**WRITTEN INSTRUCTION:** All of the material below is to be restated word for word, apart from the pictures.

════════════════════

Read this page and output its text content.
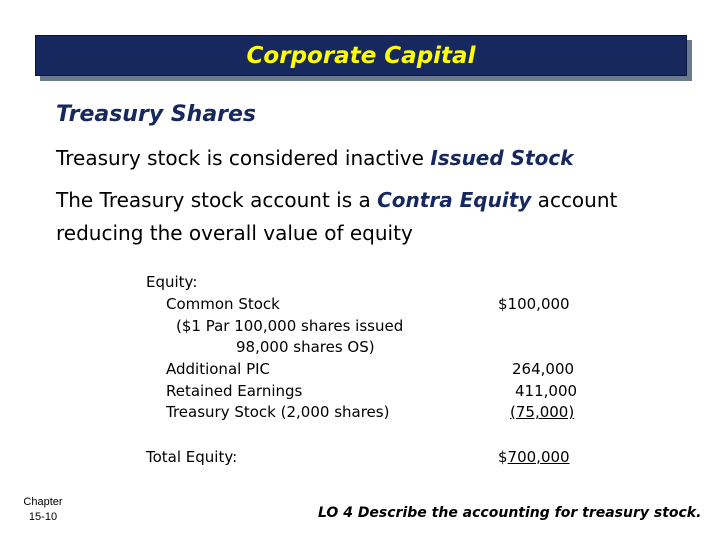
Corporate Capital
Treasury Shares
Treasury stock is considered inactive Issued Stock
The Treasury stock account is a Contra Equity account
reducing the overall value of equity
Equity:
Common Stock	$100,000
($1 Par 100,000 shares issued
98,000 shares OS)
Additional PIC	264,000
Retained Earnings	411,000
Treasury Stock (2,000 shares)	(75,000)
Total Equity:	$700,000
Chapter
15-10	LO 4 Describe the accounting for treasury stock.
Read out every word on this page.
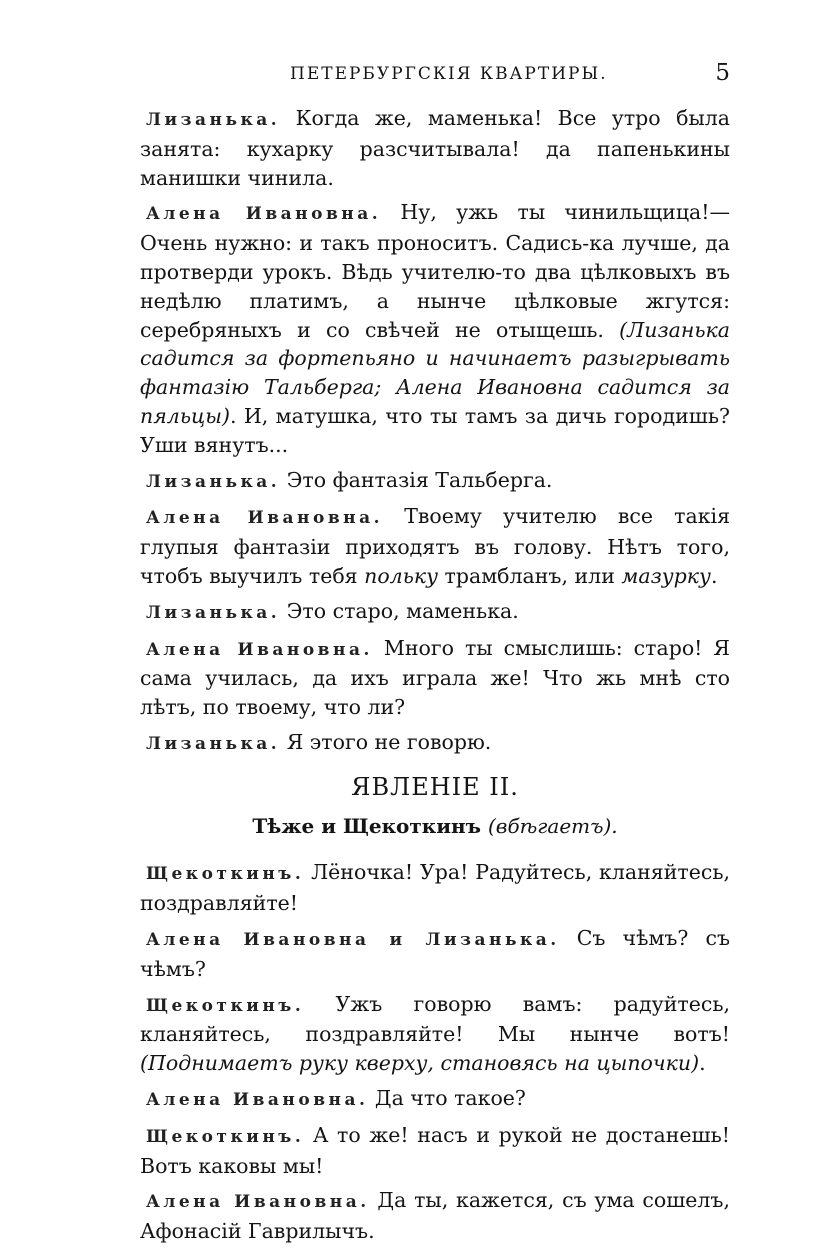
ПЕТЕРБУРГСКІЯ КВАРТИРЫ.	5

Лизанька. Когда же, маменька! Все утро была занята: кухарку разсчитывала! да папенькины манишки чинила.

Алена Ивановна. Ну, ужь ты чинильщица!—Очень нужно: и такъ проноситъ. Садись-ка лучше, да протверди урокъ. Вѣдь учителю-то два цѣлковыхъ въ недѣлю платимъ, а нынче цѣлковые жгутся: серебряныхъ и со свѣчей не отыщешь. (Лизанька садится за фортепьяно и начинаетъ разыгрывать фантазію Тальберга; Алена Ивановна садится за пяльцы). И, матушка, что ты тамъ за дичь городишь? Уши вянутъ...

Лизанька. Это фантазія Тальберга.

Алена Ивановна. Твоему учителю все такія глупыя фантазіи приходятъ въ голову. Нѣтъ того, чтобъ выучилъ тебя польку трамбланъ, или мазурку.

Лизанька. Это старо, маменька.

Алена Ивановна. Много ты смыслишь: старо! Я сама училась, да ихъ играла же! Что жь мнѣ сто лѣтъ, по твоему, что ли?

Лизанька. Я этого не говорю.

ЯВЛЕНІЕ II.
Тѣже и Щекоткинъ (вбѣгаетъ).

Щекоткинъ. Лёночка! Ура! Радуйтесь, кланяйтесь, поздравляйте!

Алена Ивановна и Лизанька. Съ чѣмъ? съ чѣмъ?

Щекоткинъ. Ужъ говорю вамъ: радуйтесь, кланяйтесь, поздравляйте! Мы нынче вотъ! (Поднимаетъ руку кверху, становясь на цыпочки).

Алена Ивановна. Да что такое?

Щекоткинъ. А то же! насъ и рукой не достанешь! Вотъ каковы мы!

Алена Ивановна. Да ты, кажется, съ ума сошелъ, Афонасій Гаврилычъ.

════════════════════

**IN RESPONSE:**
Read this page and output its text content.
Corporate Capital
Treasury Shares
Treasury stock is considered inactive Issued Stock
The Treasury stock account is a Contra Equity account
reducing the overall value of equity
Equity:
Common Stock	$100,000
($1 Par 100,000 shares issued
98,000 shares OS)
Additional PIC	264,000
Retained Earnings	411,000
Treasury Stock (2,000 shares)	(75,000)
Total Equity:	$700,000
Chapter
15-10	LO 4 Describe the accounting for treasury stock.
Read out every word on this page.
ПЕТЕРБУРГСКІЯ КВАРТИРЫ.	5

Лизанька. Когда же, маменька! Все утро была занята: кухарку разсчитывала! да папенькины манишки чинила.

Алена Ивановна. Ну, ужь ты чинильщица!—Очень нужно: и такъ проноситъ. Садись-ка лучше, да протверди урокъ. Вѣдь учителю-то два цѣлковыхъ въ недѣлю платимъ, а нынче цѣлковые жгутся: серебряныхъ и со свѣчей не отыщешь. (Лизанька садится за фортепьяно и начинаетъ разыгрывать фантазію Тальберга; Алена Ивановна садится за пяльцы). И, матушка, что ты тамъ за дичь городишь? Уши вянутъ...

Лизанька. Это фантазія Тальберга.

Алена Ивановна. Твоему учителю все такія глупыя фантазіи приходятъ въ голову. Нѣтъ того, чтобъ выучилъ тебя польку трамбланъ, или мазурку.

Лизанька. Это старо, маменька.

Алена Ивановна. Много ты смыслишь: старо! Я сама училась, да ихъ играла же! Что жь мнѣ сто лѣтъ, по твоему, что ли?

Лизанька. Я этого не говорю.

ЯВЛЕНІЕ II.
Тѣже и Щекоткинъ (вбѣгаетъ).

Щекоткинъ. Лёночка! Ура! Радуйтесь, кланяйтесь, поздравляйте!

Алена Ивановна и Лизанька. Съ чѣмъ? съ чѣмъ?

Щекоткинъ. Ужъ говорю вамъ: радуйтесь, кланяйтесь, поздравляйте! Мы нынче вотъ! (Поднимаетъ руку кверху, становясь на цыпочки).

Алена Ивановна. Да что такое?

Щекоткинъ. А то же! насъ и рукой не достанешь! Вотъ каковы мы!

Алена Ивановна. Да ты, кажется, съ ума сошелъ, Афонасій Гаврилычъ.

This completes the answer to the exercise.